The records -

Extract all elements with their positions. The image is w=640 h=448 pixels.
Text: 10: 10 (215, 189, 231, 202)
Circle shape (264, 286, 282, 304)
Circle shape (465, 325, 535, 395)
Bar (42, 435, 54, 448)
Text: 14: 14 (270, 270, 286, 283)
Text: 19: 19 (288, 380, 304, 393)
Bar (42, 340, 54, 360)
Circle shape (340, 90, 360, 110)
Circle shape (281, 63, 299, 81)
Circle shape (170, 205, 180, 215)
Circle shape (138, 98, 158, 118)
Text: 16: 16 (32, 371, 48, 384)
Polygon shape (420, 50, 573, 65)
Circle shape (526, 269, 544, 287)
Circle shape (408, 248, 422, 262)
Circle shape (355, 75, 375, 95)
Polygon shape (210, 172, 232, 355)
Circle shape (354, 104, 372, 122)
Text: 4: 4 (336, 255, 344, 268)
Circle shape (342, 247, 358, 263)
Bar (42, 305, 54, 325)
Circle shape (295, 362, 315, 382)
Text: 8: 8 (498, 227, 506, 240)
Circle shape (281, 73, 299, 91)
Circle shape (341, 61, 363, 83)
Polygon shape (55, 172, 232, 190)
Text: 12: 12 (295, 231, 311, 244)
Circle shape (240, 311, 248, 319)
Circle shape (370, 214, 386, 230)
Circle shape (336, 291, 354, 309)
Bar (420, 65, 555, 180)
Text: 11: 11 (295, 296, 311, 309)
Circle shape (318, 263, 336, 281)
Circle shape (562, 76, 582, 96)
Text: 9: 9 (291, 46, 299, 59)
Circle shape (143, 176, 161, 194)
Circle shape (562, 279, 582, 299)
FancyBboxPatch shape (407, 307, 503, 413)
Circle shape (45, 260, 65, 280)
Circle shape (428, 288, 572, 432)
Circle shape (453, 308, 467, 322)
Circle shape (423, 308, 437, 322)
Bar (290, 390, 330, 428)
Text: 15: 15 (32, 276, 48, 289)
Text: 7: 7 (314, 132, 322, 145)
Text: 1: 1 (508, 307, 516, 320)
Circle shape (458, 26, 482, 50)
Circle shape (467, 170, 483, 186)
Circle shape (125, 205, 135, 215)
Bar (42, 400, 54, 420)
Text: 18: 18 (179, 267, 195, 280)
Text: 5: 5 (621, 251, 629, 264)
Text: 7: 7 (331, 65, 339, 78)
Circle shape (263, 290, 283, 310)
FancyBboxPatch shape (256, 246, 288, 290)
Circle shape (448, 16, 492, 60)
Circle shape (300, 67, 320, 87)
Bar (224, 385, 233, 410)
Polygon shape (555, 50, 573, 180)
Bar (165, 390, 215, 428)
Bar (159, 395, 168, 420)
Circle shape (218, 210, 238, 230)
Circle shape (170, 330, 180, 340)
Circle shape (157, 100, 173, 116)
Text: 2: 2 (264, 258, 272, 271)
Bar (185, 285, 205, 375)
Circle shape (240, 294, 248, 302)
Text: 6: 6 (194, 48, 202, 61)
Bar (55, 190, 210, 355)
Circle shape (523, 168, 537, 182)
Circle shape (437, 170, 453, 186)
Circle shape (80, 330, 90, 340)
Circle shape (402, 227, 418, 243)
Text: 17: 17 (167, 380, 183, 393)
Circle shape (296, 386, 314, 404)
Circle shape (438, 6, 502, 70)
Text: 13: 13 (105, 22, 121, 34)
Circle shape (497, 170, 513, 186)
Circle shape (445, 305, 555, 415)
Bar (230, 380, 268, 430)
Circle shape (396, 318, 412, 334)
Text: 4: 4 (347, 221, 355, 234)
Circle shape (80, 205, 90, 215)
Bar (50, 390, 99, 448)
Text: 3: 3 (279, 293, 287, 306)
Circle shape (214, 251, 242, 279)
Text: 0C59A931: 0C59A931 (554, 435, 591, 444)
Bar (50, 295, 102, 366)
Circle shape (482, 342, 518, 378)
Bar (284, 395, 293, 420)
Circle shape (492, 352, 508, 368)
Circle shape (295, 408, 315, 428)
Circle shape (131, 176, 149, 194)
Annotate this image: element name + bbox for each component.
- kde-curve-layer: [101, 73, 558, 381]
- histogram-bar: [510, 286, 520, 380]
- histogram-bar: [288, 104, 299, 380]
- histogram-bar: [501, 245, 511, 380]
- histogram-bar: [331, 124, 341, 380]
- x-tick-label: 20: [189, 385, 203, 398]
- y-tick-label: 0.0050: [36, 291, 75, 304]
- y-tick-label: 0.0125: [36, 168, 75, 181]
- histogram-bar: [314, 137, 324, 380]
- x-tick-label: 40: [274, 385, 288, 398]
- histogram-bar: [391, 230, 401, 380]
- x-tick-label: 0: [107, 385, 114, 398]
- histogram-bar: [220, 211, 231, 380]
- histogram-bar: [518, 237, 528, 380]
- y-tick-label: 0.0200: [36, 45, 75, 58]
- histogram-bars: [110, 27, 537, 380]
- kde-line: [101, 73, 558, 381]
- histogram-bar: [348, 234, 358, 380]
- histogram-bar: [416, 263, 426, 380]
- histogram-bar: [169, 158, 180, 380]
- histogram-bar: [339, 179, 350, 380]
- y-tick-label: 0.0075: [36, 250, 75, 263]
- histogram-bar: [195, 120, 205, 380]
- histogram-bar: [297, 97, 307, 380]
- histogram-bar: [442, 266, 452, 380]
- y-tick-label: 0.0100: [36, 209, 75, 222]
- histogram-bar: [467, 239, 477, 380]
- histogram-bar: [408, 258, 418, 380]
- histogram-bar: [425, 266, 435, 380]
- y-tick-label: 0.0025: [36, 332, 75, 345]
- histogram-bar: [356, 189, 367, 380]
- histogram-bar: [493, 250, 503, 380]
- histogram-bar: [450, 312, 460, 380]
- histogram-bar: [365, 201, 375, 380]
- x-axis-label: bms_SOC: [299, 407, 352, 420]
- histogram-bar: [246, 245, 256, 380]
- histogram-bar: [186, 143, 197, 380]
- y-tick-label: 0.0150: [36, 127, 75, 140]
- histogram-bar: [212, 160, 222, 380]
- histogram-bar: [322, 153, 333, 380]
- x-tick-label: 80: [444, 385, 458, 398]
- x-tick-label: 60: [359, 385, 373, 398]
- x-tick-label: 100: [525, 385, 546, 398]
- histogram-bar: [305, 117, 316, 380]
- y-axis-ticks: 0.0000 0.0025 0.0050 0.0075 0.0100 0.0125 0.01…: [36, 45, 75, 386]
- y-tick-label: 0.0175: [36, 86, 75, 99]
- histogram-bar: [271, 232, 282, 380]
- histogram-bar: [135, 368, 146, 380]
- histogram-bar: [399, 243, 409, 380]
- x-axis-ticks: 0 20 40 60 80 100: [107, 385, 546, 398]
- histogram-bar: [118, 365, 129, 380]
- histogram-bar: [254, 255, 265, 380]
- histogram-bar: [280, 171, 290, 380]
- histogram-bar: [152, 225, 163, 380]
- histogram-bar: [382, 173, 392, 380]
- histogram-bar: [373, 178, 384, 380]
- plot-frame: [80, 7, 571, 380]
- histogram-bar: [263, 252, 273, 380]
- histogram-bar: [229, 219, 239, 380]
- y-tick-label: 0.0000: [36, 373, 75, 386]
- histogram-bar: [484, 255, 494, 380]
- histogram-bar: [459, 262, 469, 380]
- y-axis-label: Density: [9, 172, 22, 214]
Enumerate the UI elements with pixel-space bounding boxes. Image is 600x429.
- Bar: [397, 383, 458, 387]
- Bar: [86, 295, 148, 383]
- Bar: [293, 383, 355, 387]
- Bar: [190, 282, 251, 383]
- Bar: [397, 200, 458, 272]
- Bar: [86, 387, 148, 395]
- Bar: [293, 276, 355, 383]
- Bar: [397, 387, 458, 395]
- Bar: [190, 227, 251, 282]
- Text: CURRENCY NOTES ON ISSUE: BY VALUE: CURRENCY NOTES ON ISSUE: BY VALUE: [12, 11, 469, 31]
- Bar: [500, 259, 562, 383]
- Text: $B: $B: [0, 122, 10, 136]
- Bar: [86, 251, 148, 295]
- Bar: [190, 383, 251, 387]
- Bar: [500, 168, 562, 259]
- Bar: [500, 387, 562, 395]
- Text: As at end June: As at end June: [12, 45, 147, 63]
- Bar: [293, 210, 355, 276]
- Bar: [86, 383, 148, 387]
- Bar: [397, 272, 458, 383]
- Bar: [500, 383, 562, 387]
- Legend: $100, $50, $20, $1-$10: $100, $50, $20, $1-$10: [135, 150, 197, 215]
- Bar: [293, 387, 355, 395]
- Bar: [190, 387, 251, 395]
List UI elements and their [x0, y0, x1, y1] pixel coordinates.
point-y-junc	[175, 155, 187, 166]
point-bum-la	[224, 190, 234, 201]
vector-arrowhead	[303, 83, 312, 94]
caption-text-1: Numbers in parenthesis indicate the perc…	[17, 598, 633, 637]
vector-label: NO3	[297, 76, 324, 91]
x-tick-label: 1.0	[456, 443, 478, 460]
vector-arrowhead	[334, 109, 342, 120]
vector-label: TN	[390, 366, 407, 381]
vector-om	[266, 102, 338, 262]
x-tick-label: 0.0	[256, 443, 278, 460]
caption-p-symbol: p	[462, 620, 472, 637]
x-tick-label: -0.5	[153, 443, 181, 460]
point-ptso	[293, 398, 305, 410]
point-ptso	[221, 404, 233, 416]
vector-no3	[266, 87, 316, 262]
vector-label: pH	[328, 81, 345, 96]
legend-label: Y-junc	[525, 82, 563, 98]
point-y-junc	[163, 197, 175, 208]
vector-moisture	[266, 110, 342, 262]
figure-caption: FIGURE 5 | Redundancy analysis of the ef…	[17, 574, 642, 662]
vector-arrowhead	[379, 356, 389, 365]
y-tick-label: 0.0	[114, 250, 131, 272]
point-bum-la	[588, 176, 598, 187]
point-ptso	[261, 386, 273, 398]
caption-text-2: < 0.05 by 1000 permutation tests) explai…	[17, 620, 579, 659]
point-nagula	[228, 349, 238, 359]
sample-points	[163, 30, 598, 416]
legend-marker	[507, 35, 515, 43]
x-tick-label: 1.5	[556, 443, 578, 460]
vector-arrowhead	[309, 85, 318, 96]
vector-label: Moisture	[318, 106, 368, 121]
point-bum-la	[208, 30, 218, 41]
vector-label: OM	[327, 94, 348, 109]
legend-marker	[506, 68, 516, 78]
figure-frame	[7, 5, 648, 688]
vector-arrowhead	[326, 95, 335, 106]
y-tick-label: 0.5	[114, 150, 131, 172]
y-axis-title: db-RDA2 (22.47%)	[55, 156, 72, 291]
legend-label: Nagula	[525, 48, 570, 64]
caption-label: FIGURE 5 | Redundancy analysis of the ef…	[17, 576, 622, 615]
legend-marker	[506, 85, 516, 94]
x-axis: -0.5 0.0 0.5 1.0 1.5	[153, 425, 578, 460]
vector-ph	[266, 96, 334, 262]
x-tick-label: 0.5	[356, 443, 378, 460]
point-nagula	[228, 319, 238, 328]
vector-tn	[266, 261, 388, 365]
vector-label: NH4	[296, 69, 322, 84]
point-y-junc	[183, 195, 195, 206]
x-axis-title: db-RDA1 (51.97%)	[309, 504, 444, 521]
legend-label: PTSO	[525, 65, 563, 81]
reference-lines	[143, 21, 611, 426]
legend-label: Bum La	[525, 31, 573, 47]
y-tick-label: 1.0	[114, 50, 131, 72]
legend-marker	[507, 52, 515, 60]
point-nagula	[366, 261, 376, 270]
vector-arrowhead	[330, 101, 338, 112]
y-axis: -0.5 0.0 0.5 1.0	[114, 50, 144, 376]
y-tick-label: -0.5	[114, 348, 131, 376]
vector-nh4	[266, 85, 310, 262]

Stated task -
Reproduce the data verbatim, from its first line up to and including the line that contains "Circle shape (45, 260, 65, 280)".

Worked answer -
Extract all elements with their positions. The image is w=640 h=448 pixels.
Text: 10: 10 (215, 189, 231, 202)
Circle shape (264, 286, 282, 304)
Circle shape (465, 325, 535, 395)
Bar (42, 435, 54, 448)
Text: 14: 14 (270, 270, 286, 283)
Text: 19: 19 (288, 380, 304, 393)
Bar (42, 340, 54, 360)
Circle shape (340, 90, 360, 110)
Circle shape (281, 63, 299, 81)
Circle shape (170, 205, 180, 215)
Circle shape (138, 98, 158, 118)
Text: 16: 16 (32, 371, 48, 384)
Polygon shape (420, 50, 573, 65)
Circle shape (526, 269, 544, 287)
Circle shape (408, 248, 422, 262)
Circle shape (355, 75, 375, 95)
Polygon shape (210, 172, 232, 355)
Circle shape (354, 104, 372, 122)
Text: 4: 4 (336, 255, 344, 268)
Circle shape (342, 247, 358, 263)
Bar (42, 305, 54, 325)
Circle shape (295, 362, 315, 382)
Text: 8: 8 (498, 227, 506, 240)
Circle shape (281, 73, 299, 91)
Circle shape (341, 61, 363, 83)
Polygon shape (55, 172, 232, 190)
Text: 12: 12 (295, 231, 311, 244)
Circle shape (240, 311, 248, 319)
Circle shape (370, 214, 386, 230)
Circle shape (336, 291, 354, 309)
Bar (420, 65, 555, 180)
Text: 11: 11 (295, 296, 311, 309)
Circle shape (318, 263, 336, 281)
Circle shape (562, 76, 582, 96)
Text: 9: 9 (291, 46, 299, 59)
Circle shape (143, 176, 161, 194)
Circle shape (562, 279, 582, 299)
FancyBboxPatch shape (407, 307, 503, 413)
Circle shape (45, 260, 65, 280)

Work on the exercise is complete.